● Short problem:
Reproduce the listing below character for character; drop every image.

── Data for processing ──

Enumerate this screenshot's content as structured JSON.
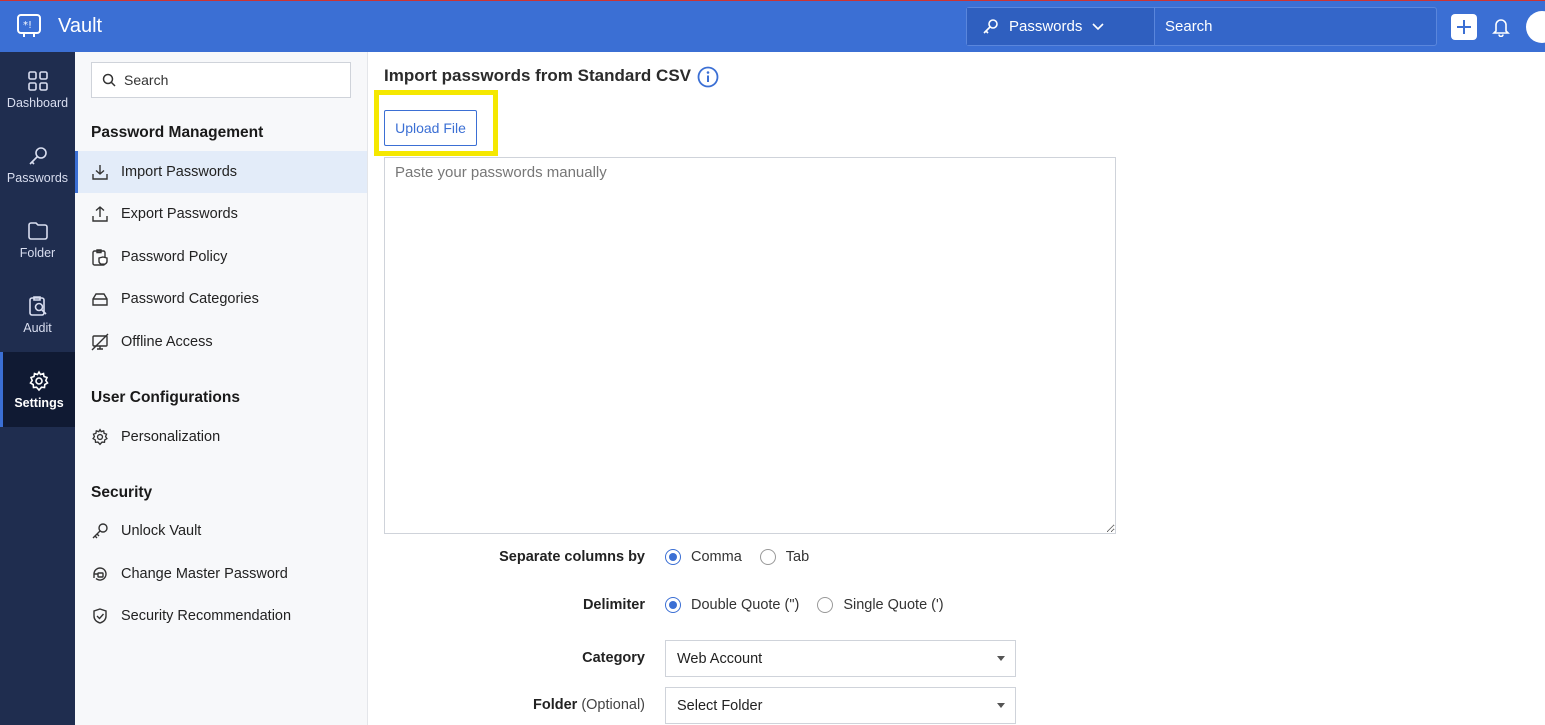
{
  "app": {
    "title": "Vault"
  },
  "topbar": {
    "scope_label": "Passwords",
    "search_placeholder": "Search"
  },
  "rail": {
    "items": [
      {
        "label": "Dashboard",
        "icon": "dashboard-icon"
      },
      {
        "label": "Passwords",
        "icon": "key-icon"
      },
      {
        "label": "Folder",
        "icon": "folder-icon"
      },
      {
        "label": "Audit",
        "icon": "audit-icon"
      },
      {
        "label": "Settings",
        "icon": "gear-icon",
        "active": true
      }
    ]
  },
  "sidebar": {
    "search_placeholder": "Search",
    "sections": [
      {
        "heading": "Password Management",
        "items": [
          {
            "label": "Import Passwords",
            "icon": "import-icon",
            "active": true
          },
          {
            "label": "Export Passwords",
            "icon": "export-icon"
          },
          {
            "label": "Password Policy",
            "icon": "policy-icon"
          },
          {
            "label": "Password Categories",
            "icon": "categories-icon"
          },
          {
            "label": "Offline Access",
            "icon": "offline-icon"
          }
        ]
      },
      {
        "heading": "User Configurations",
        "items": [
          {
            "label": "Personalization",
            "icon": "gear-icon"
          }
        ]
      },
      {
        "heading": "Security",
        "items": [
          {
            "label": "Unlock Vault",
            "icon": "unlock-icon"
          },
          {
            "label": "Change Master Password",
            "icon": "change-password-icon"
          },
          {
            "label": "Security Recommendation",
            "icon": "shield-icon"
          }
        ]
      }
    ]
  },
  "main": {
    "title": "Import passwords from Standard CSV",
    "upload_label": "Upload File",
    "paste_placeholder": "Paste your passwords manually",
    "separate_label": "Separate columns by",
    "separate_options": [
      "Comma",
      "Tab"
    ],
    "separate_selected": "Comma",
    "delimiter_label": "Delimiter",
    "delimiter_options": [
      "Double Quote (\")",
      "Single Quote (')"
    ],
    "delimiter_selected": "Double Quote (\")",
    "category_label": "Category",
    "category_value": "Web Account",
    "folder_label": "Folder",
    "folder_optional": "(Optional)",
    "folder_value": "Select Folder"
  },
  "colors": {
    "topbar": "#3b6fd4",
    "rail": "#1f2d4f",
    "accent": "#3b6fd4",
    "highlight": "#f5e800"
  }
}
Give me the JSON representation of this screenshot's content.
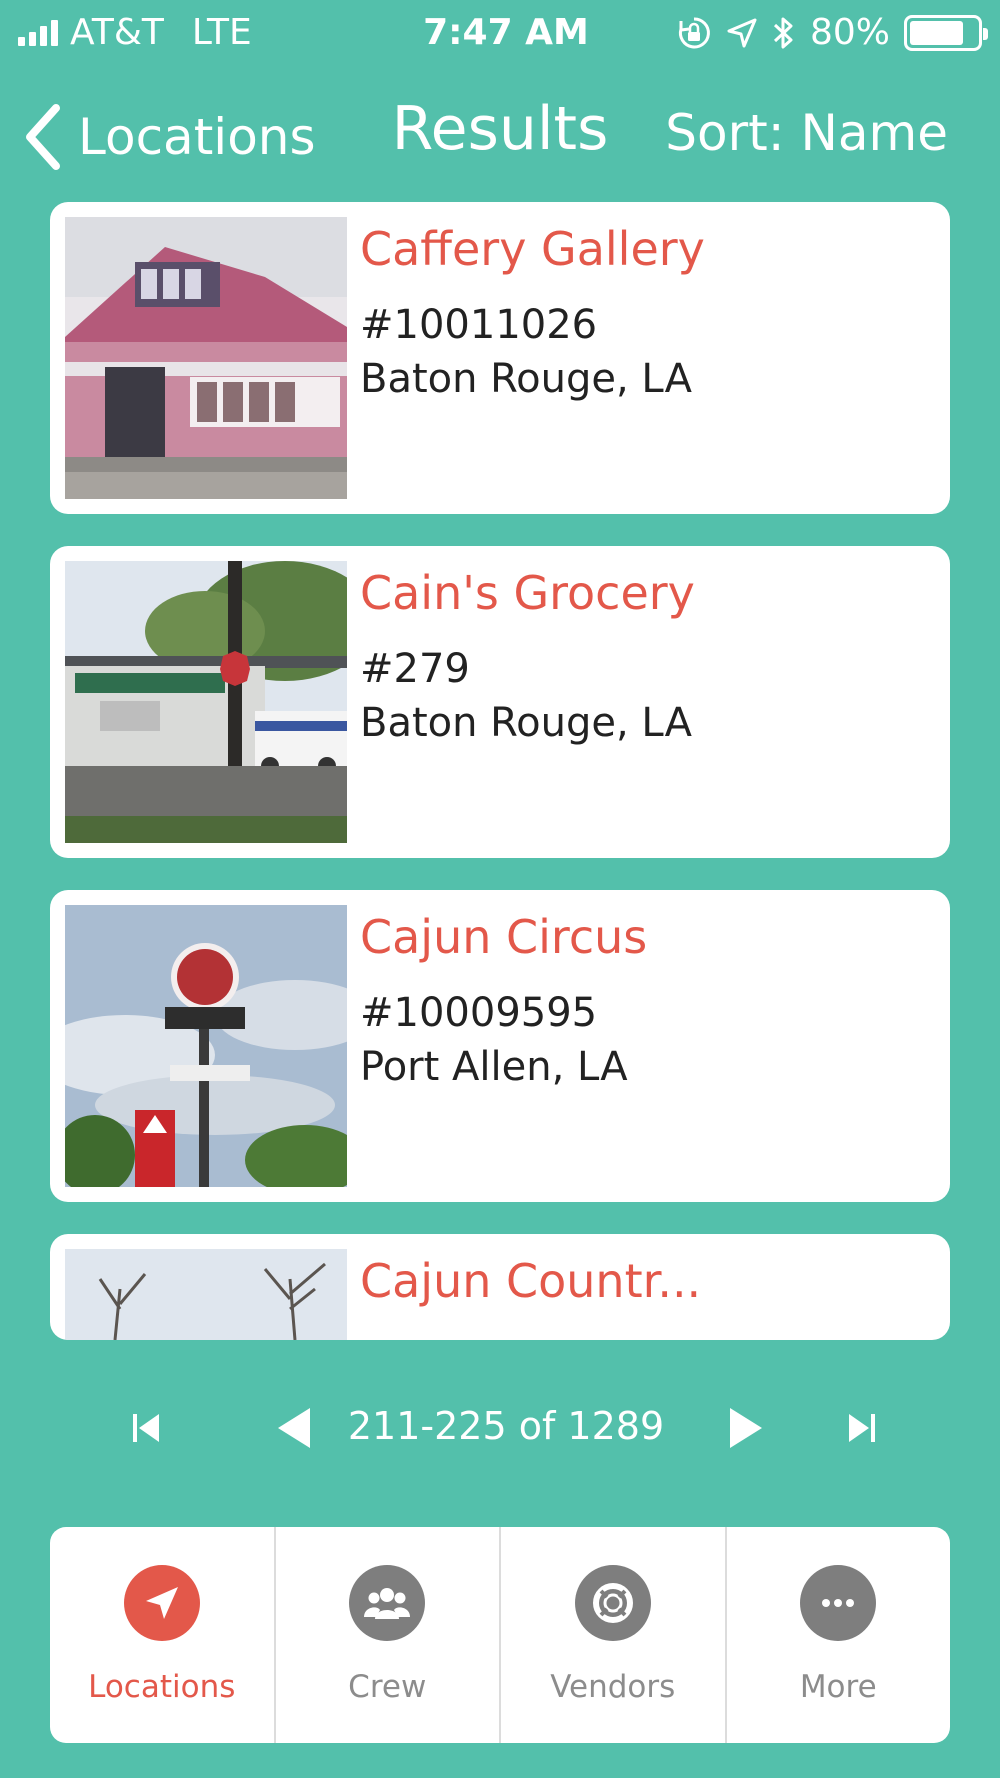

───

● Finished answer:
Enumerate this screenshot's content as structured JSON.
{
  "app": {
    "title": "Vault"
  },
  "topbar": {
    "scope_label": "Passwords",
    "search_placeholder": "Search"
  },
  "rail": {
    "items": [
      {
        "label": "Dashboard",
        "icon": "dashboard-icon"
      },
      {
        "label": "Passwords",
        "icon": "key-icon"
      },
      {
        "label": "Folder",
        "icon": "folder-icon"
      },
      {
        "label": "Audit",
        "icon": "audit-icon"
      },
      {
        "label": "Settings",
        "icon": "gear-icon",
        "active": true
      }
    ]
  },
  "sidebar": {
    "search_placeholder": "Search",
    "sections": [
      {
        "heading": "Password Management",
        "items": [
          {
            "label": "Import Passwords",
            "icon": "import-icon",
            "active": true
          },
          {
            "label": "Export Passwords",
            "icon": "export-icon"
          },
          {
            "label": "Password Policy",
            "icon": "policy-icon"
          },
          {
            "label": "Password Categories",
            "icon": "categories-icon"
          },
          {
            "label": "Offline Access",
            "icon": "offline-icon"
          }
        ]
      },
      {
        "heading": "User Configurations",
        "items": [
          {
            "label": "Personalization",
            "icon": "gear-icon"
          }
        ]
      },
      {
        "heading": "Security",
        "items": [
          {
            "label": "Unlock Vault",
            "icon": "unlock-icon"
          },
          {
            "label": "Change Master Password",
            "icon": "change-password-icon"
          },
          {
            "label": "Security Recommendation",
            "icon": "shield-icon"
          }
        ]
      }
    ]
  },
  "main": {
    "title": "Import passwords from Standard CSV",
    "upload_label": "Upload File",
    "paste_placeholder": "Paste your passwords manually",
    "separate_label": "Separate columns by",
    "separate_options": [
      "Comma",
      "Tab"
    ],
    "separate_selected": "Comma",
    "delimiter_label": "Delimiter",
    "delimiter_options": [
      "Double Quote (\")",
      "Single Quote (')"
    ],
    "delimiter_selected": "Double Quote (\")",
    "category_label": "Category",
    "category_value": "Web Account",
    "folder_label": "Folder",
    "folder_optional": "(Optional)",
    "folder_value": "Select Folder"
  },
  "colors": {
    "topbar": "#3b6fd4",
    "rail": "#1f2d4f",
    "accent": "#3b6fd4",
    "highlight": "#f5e800"
  }
}
Give me the JSON representation of this screenshot's content.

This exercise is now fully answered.